• Instructions for the task
Below are records. Count every line containing the word "users" and give the number alone.

*** Recorded information

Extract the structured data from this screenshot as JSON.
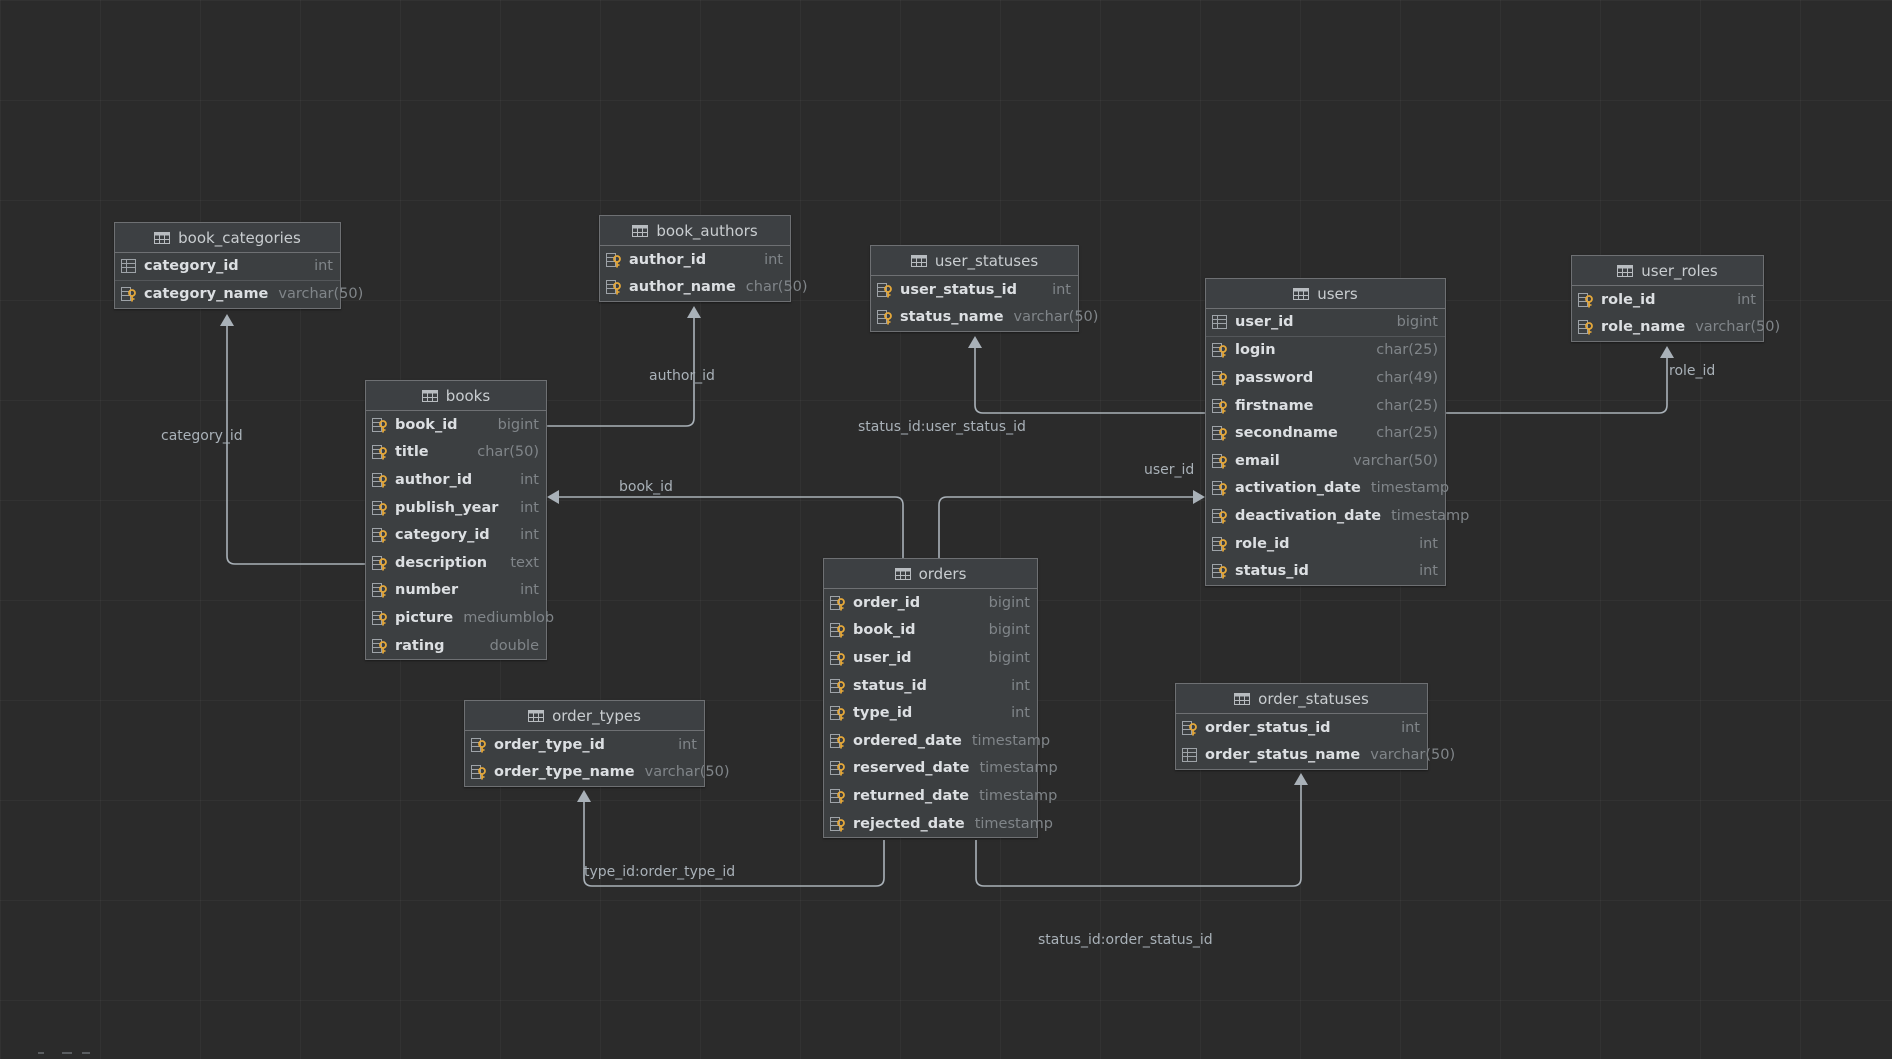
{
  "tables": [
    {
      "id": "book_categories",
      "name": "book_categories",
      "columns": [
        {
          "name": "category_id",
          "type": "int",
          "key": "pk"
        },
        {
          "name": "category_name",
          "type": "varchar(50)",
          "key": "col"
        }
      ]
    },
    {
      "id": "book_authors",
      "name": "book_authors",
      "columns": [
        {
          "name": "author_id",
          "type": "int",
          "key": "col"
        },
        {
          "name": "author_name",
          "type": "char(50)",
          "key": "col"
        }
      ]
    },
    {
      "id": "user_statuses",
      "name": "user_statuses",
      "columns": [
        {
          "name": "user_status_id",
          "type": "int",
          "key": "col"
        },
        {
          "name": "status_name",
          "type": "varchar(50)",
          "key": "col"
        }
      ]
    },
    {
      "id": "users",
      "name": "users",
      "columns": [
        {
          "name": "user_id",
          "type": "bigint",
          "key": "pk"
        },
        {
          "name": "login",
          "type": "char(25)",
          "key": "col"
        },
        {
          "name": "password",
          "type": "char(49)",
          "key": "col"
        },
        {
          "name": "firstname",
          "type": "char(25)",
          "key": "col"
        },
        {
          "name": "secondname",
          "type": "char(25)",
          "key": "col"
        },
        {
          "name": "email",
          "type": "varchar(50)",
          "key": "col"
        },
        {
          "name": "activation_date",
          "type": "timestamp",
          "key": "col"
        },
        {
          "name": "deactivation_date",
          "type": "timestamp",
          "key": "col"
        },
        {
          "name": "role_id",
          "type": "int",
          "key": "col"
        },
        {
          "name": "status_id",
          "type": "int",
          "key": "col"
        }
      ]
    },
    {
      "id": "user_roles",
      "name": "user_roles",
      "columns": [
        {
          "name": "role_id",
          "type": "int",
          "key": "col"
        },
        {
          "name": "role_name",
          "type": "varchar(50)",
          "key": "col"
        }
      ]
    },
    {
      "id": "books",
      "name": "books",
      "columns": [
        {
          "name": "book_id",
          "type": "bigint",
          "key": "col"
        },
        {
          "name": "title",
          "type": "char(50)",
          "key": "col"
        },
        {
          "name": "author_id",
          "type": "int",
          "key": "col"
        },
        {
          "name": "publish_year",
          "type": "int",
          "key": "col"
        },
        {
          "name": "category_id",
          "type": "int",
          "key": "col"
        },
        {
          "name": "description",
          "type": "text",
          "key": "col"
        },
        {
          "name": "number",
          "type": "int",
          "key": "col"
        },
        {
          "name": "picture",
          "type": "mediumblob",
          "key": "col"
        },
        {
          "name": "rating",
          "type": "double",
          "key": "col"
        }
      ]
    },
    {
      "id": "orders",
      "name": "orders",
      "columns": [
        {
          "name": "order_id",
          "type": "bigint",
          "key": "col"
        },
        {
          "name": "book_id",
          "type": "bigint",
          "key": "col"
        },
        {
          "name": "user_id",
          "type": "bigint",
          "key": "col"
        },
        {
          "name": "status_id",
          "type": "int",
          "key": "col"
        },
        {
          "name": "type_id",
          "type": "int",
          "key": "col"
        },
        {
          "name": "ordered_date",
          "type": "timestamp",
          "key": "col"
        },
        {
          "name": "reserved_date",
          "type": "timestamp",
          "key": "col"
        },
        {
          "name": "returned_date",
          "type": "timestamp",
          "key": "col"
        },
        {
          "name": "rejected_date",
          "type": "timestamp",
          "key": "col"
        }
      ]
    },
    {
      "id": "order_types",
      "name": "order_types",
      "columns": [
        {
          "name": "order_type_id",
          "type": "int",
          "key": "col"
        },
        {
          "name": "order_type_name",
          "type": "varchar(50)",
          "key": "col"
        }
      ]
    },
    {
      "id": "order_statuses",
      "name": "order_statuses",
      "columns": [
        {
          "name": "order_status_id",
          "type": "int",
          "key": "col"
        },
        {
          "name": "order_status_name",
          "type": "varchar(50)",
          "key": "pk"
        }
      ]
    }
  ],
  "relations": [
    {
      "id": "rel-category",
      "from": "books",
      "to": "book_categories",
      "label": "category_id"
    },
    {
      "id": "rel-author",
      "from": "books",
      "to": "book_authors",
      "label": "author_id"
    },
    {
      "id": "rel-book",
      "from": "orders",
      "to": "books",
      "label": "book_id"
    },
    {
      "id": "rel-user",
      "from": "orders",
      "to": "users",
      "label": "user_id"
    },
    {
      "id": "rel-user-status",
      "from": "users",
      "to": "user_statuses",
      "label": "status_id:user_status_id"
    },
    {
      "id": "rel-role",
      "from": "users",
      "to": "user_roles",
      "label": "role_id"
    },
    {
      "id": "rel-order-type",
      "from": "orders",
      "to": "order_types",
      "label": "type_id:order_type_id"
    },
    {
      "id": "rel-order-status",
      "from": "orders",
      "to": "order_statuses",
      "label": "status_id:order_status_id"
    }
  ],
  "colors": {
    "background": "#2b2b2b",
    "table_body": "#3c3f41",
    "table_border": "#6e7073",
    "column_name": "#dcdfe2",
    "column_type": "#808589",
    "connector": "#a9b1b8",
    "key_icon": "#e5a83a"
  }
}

******
*** Recorded information

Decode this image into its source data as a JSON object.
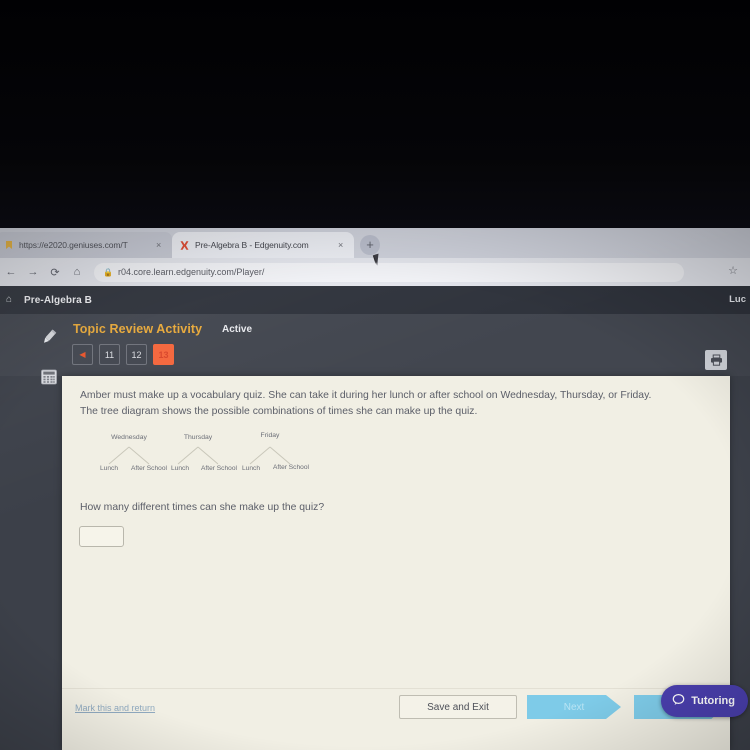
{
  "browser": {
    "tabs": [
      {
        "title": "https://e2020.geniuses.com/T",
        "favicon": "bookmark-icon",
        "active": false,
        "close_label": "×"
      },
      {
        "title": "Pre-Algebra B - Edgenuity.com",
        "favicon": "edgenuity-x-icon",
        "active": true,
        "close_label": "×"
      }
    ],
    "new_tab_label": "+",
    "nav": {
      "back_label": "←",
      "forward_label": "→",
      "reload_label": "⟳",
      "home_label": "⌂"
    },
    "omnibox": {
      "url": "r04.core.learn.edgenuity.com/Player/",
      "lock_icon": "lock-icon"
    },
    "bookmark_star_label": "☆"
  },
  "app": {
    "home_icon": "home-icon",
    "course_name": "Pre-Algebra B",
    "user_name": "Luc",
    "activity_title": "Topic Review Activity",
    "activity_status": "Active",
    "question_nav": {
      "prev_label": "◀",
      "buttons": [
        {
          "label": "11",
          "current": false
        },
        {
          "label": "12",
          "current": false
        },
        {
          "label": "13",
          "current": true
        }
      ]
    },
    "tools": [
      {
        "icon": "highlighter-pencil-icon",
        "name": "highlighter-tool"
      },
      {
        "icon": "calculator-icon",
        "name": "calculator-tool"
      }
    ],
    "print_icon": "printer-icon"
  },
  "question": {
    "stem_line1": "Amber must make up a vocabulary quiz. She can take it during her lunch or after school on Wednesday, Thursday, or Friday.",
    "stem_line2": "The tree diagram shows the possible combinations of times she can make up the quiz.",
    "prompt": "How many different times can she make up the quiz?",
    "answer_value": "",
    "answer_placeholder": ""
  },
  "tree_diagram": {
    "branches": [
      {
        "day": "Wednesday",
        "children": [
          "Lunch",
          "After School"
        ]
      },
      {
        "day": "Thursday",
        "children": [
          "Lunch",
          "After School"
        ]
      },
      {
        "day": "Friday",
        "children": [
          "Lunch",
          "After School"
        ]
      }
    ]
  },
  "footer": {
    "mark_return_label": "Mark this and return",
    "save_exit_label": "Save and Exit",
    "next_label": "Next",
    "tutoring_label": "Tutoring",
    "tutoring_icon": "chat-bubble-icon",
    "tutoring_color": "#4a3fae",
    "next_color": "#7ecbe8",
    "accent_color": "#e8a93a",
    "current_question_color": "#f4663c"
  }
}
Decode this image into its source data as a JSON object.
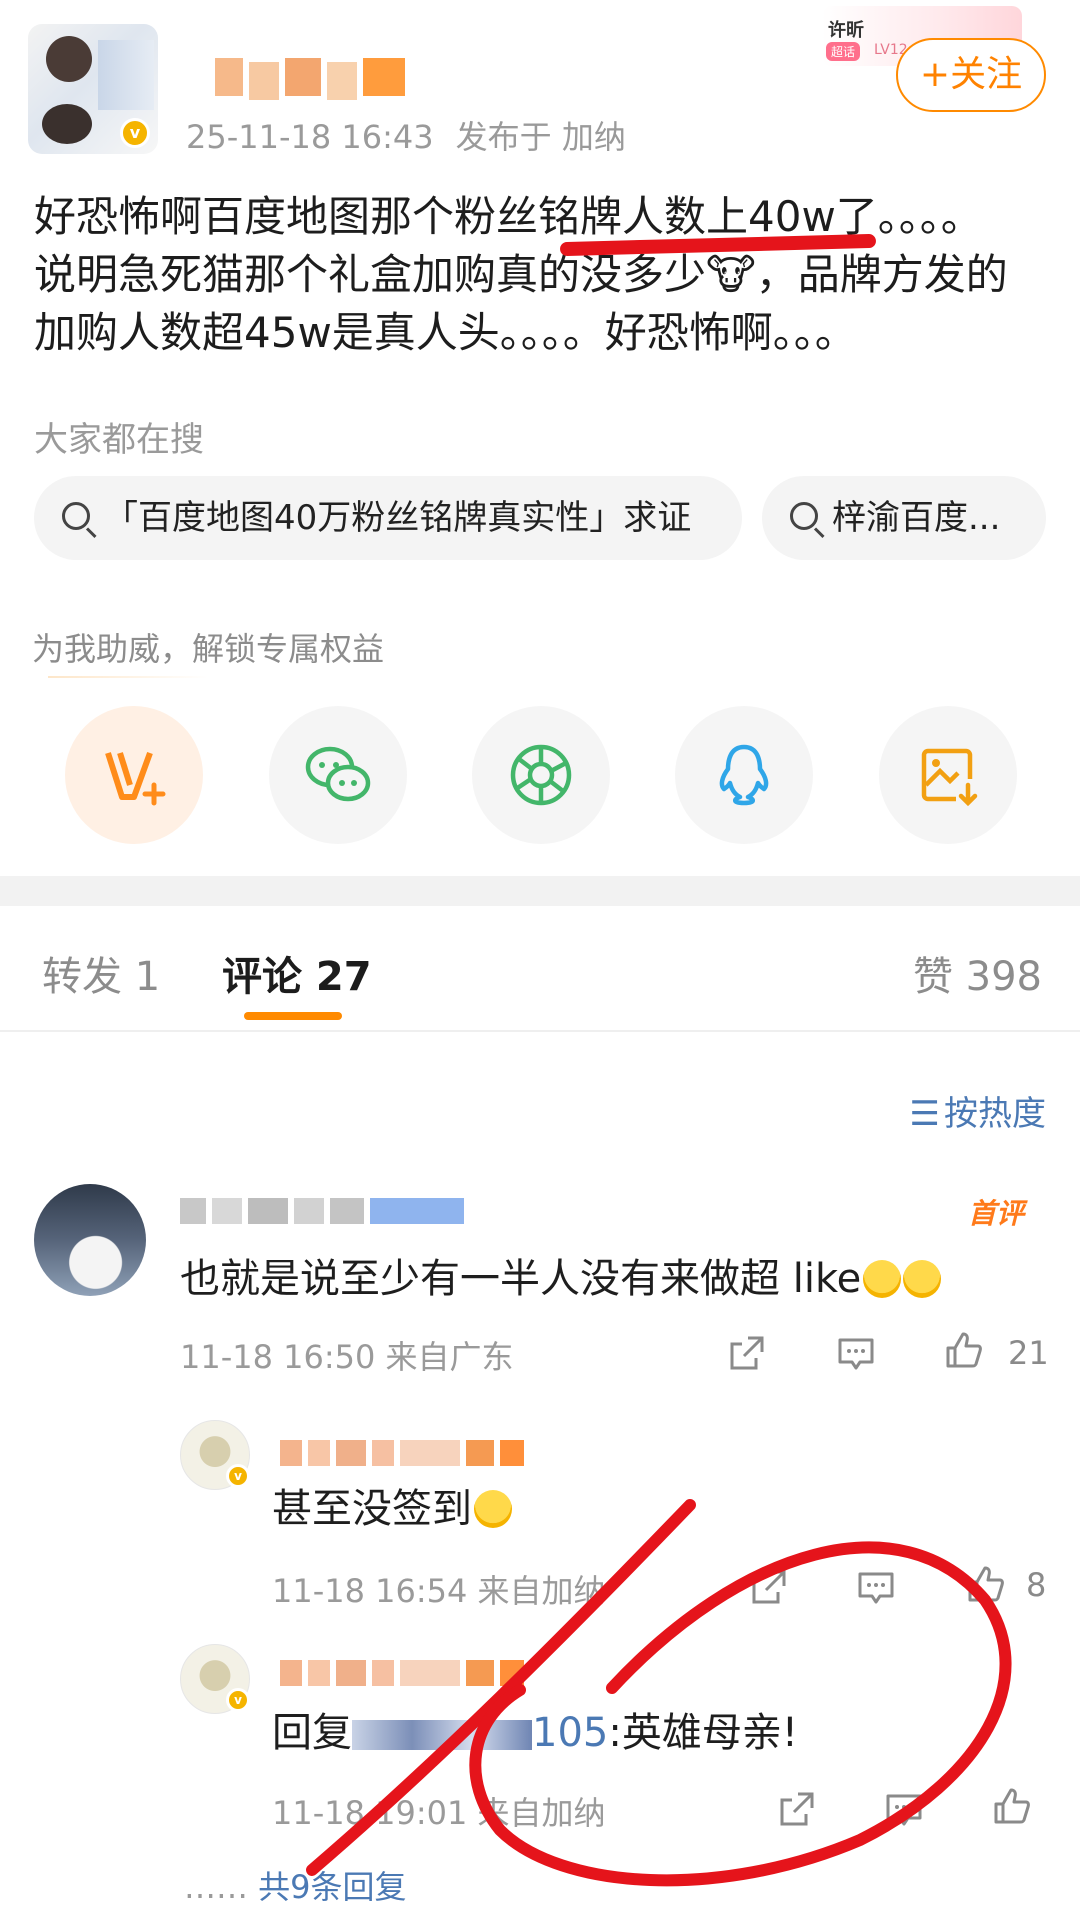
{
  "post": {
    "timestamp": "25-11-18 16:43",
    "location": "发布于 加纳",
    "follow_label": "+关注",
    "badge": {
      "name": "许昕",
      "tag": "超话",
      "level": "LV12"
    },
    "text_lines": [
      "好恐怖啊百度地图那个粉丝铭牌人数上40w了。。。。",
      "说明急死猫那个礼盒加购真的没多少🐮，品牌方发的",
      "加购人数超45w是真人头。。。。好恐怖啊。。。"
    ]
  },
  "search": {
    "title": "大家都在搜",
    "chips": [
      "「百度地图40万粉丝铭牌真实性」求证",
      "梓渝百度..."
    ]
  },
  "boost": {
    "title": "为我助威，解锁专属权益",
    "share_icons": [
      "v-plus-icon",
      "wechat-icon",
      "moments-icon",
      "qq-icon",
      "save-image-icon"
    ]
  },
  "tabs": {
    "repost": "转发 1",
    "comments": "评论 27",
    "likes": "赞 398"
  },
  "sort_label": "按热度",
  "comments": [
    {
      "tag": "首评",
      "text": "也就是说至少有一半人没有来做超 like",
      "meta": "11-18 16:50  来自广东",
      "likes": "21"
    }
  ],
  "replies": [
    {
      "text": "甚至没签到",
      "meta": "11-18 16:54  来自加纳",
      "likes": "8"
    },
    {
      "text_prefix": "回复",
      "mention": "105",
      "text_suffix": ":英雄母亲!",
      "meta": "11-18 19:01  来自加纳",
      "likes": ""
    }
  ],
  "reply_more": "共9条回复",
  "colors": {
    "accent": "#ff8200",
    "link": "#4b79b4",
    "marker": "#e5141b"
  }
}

******

• Final result
5